§ Input data:

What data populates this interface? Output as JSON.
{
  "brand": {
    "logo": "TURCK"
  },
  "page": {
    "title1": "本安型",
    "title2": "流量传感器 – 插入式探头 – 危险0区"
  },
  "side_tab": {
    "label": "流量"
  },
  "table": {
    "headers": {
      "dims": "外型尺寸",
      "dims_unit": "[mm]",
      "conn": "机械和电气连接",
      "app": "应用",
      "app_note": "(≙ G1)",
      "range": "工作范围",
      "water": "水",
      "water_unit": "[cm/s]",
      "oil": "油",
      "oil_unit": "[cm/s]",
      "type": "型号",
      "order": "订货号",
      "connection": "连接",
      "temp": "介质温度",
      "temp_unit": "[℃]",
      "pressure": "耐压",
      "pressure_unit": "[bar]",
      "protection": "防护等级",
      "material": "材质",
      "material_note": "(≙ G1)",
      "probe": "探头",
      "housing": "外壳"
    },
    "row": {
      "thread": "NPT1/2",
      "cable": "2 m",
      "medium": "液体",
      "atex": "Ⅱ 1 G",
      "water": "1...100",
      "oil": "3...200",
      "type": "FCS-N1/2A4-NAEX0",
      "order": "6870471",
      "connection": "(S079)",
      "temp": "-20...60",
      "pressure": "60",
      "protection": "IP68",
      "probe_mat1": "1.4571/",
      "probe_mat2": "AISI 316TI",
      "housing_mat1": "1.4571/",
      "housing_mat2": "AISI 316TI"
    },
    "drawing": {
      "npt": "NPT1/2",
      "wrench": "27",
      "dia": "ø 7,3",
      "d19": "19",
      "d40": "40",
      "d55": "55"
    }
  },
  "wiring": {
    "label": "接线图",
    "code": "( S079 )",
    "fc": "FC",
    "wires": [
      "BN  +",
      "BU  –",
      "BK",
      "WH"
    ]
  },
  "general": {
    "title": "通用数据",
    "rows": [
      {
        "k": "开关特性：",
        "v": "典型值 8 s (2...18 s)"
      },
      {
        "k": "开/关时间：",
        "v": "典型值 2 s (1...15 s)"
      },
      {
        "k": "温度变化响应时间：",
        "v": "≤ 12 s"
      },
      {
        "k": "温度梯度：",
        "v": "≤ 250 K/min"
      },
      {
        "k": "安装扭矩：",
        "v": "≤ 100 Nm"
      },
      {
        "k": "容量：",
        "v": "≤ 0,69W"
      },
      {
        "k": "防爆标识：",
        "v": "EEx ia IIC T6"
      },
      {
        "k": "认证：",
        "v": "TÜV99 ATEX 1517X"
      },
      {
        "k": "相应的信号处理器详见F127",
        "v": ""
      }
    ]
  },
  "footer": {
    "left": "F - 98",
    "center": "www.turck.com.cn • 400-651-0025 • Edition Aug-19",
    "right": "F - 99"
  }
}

§ Short problem:
Make an exact copy of the material above.

§ Response to this task:
What data populates this interface? Output as JSON.
{
  "brand": {
    "logo": "TURCK"
  },
  "page": {
    "title1": "本安型",
    "title2": "流量传感器 – 插入式探头 – 危险0区"
  },
  "side_tab": {
    "label": "流量"
  },
  "table": {
    "headers": {
      "dims": "外型尺寸",
      "dims_unit": "[mm]",
      "conn": "机械和电气连接",
      "app": "应用",
      "app_note": "(≙ G1)",
      "range": "工作范围",
      "water": "水",
      "water_unit": "[cm/s]",
      "oil": "油",
      "oil_unit": "[cm/s]",
      "type": "型号",
      "order": "订货号",
      "connection": "连接",
      "temp": "介质温度",
      "temp_unit": "[℃]",
      "pressure": "耐压",
      "pressure_unit": "[bar]",
      "protection": "防护等级",
      "material": "材质",
      "material_note": "(≙ G1)",
      "probe": "探头",
      "housing": "外壳"
    },
    "row": {
      "thread": "NPT1/2",
      "cable": "2 m",
      "medium": "液体",
      "atex": "Ⅱ 1 G",
      "water": "1...100",
      "oil": "3...200",
      "type": "FCS-N1/2A4-NAEX0",
      "order": "6870471",
      "connection": "(S079)",
      "temp": "-20...60",
      "pressure": "60",
      "protection": "IP68",
      "probe_mat1": "1.4571/",
      "probe_mat2": "AISI 316TI",
      "housing_mat1": "1.4571/",
      "housing_mat2": "AISI 316TI"
    },
    "drawing": {
      "npt": "NPT1/2",
      "wrench": "27",
      "dia": "ø 7,3",
      "d19": "19",
      "d40": "40",
      "d55": "55"
    }
  },
  "wiring": {
    "label": "接线图",
    "code": "( S079 )",
    "fc": "FC",
    "wires": [
      "BN  +",
      "BU  –",
      "BK",
      "WH"
    ]
  },
  "general": {
    "title": "通用数据",
    "rows": [
      {
        "k": "开关特性：",
        "v": "典型值 8 s (2...18 s)"
      },
      {
        "k": "开/关时间：",
        "v": "典型值 2 s (1...15 s)"
      },
      {
        "k": "温度变化响应时间：",
        "v": "≤ 12 s"
      },
      {
        "k": "温度梯度：",
        "v": "≤ 250 K/min"
      },
      {
        "k": "安装扭矩：",
        "v": "≤ 100 Nm"
      },
      {
        "k": "容量：",
        "v": "≤ 0,69W"
      },
      {
        "k": "防爆标识：",
        "v": "EEx ia IIC T6"
      },
      {
        "k": "认证：",
        "v": "TÜV99 ATEX 1517X"
      },
      {
        "k": "相应的信号处理器详见F127",
        "v": ""
      }
    ]
  },
  "footer": {
    "left": "F - 98",
    "center": "www.turck.com.cn • 400-651-0025 • Edition Aug-19",
    "right": "F - 99"
  }
}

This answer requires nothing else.